What you will do: Look through the lines below and extract each one that contains "data".

Record extracts:
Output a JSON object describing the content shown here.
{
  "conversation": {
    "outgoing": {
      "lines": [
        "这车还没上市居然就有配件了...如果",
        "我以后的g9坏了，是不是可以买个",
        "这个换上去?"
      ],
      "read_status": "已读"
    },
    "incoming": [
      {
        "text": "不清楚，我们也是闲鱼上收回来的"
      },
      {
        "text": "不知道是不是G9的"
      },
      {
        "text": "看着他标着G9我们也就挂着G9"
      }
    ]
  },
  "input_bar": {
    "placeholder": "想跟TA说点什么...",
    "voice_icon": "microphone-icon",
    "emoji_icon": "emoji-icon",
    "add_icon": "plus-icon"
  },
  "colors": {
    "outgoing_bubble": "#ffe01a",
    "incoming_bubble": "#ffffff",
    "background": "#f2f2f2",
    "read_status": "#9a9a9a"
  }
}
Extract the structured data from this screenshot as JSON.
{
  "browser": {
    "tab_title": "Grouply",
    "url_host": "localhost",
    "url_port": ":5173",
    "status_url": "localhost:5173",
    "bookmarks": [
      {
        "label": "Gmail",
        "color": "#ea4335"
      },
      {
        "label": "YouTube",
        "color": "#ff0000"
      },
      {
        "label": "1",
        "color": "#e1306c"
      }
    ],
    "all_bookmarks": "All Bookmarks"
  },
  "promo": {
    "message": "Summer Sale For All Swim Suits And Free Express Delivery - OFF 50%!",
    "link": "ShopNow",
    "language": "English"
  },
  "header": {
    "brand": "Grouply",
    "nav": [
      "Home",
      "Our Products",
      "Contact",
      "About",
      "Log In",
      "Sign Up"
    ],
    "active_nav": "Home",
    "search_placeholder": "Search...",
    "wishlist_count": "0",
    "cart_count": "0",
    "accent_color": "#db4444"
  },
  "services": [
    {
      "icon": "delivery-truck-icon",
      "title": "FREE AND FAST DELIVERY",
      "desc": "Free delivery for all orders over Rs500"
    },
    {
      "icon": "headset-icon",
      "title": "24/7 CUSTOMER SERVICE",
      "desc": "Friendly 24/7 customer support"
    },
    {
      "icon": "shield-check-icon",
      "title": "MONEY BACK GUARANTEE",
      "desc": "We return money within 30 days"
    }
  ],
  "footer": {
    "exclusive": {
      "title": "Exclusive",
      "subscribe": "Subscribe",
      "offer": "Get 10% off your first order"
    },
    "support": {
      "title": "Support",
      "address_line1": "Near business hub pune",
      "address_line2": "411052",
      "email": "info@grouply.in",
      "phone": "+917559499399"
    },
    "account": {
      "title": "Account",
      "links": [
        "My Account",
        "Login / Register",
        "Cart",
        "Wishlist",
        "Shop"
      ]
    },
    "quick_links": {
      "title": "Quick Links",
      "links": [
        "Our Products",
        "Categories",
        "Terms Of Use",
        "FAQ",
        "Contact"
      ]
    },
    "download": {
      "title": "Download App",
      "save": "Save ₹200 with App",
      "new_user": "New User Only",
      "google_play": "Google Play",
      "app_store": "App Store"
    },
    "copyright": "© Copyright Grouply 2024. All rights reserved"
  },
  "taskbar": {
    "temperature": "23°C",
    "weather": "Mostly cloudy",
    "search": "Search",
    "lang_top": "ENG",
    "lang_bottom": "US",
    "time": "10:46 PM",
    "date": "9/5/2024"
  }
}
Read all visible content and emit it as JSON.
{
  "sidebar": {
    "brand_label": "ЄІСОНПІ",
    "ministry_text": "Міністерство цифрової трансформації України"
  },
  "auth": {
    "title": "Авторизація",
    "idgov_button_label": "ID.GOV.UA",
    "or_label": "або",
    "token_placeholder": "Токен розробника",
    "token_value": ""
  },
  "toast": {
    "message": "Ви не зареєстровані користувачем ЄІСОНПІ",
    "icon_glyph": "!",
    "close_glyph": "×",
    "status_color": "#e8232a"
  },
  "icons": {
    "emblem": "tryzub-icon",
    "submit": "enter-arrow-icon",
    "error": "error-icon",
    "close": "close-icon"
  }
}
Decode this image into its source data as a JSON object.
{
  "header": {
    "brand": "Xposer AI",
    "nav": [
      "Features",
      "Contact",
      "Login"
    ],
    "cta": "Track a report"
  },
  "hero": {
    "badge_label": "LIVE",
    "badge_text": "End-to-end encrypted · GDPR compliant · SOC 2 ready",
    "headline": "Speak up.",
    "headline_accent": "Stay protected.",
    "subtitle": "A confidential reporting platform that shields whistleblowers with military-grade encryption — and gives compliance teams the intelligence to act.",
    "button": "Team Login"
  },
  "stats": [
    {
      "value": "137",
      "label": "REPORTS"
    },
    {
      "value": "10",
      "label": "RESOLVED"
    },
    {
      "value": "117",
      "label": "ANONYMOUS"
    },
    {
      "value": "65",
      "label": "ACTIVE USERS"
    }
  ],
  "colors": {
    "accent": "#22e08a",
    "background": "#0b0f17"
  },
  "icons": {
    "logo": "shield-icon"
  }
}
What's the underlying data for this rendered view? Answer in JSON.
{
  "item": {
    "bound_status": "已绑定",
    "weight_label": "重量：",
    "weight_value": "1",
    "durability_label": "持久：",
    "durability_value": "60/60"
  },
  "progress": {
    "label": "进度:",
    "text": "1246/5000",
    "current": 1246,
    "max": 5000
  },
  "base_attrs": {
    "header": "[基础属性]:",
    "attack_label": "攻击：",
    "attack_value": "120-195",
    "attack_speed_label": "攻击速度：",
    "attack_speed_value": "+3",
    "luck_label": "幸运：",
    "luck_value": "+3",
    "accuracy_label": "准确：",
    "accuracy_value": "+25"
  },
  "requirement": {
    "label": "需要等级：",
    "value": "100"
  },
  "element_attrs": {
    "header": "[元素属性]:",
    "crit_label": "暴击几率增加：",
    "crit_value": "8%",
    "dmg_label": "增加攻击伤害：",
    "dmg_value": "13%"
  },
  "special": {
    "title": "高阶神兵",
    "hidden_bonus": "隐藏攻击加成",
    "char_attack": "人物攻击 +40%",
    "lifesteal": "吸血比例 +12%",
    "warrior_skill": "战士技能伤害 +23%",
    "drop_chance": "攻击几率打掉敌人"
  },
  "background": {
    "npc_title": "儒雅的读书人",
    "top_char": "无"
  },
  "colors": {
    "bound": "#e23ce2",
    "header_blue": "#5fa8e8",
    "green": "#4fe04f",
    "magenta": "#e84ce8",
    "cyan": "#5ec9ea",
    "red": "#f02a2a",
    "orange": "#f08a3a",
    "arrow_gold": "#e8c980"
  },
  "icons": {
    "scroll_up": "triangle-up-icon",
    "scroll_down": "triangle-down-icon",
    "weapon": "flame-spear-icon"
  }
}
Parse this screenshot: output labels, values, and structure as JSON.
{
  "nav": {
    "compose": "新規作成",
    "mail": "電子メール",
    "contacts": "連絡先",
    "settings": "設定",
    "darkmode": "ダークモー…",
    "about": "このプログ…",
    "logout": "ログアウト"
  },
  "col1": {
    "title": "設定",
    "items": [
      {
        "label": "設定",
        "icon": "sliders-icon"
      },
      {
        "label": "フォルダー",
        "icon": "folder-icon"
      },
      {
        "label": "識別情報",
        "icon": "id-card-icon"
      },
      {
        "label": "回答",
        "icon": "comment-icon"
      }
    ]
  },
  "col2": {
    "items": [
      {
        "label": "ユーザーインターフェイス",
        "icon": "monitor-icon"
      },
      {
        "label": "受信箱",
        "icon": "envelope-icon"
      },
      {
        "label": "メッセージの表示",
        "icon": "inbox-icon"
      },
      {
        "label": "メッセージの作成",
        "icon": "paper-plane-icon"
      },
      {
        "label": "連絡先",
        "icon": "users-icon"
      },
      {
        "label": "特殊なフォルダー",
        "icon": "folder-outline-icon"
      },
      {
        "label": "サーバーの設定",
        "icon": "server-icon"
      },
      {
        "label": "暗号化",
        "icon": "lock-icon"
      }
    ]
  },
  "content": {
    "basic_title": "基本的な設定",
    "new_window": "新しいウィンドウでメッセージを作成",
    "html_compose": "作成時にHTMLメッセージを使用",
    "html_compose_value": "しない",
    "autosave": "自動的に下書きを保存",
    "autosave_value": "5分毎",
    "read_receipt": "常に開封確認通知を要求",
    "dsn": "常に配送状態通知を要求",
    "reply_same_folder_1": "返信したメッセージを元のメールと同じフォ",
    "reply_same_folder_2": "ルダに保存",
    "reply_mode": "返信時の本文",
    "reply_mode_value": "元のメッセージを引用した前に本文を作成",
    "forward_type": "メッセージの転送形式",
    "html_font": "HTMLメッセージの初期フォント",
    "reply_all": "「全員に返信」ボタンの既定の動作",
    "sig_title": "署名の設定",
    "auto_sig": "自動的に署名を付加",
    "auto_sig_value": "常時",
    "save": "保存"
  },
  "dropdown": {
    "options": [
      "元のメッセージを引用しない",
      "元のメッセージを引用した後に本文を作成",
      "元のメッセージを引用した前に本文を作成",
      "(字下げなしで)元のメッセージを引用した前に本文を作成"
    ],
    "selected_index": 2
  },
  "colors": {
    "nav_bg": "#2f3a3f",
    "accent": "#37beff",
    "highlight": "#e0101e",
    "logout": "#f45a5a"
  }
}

Task response:
Extract the structured data from this screenshot as JSON.
Decode this image into its source data as a JSON object.
What's the underlying data for this rendered view? Answer in JSON.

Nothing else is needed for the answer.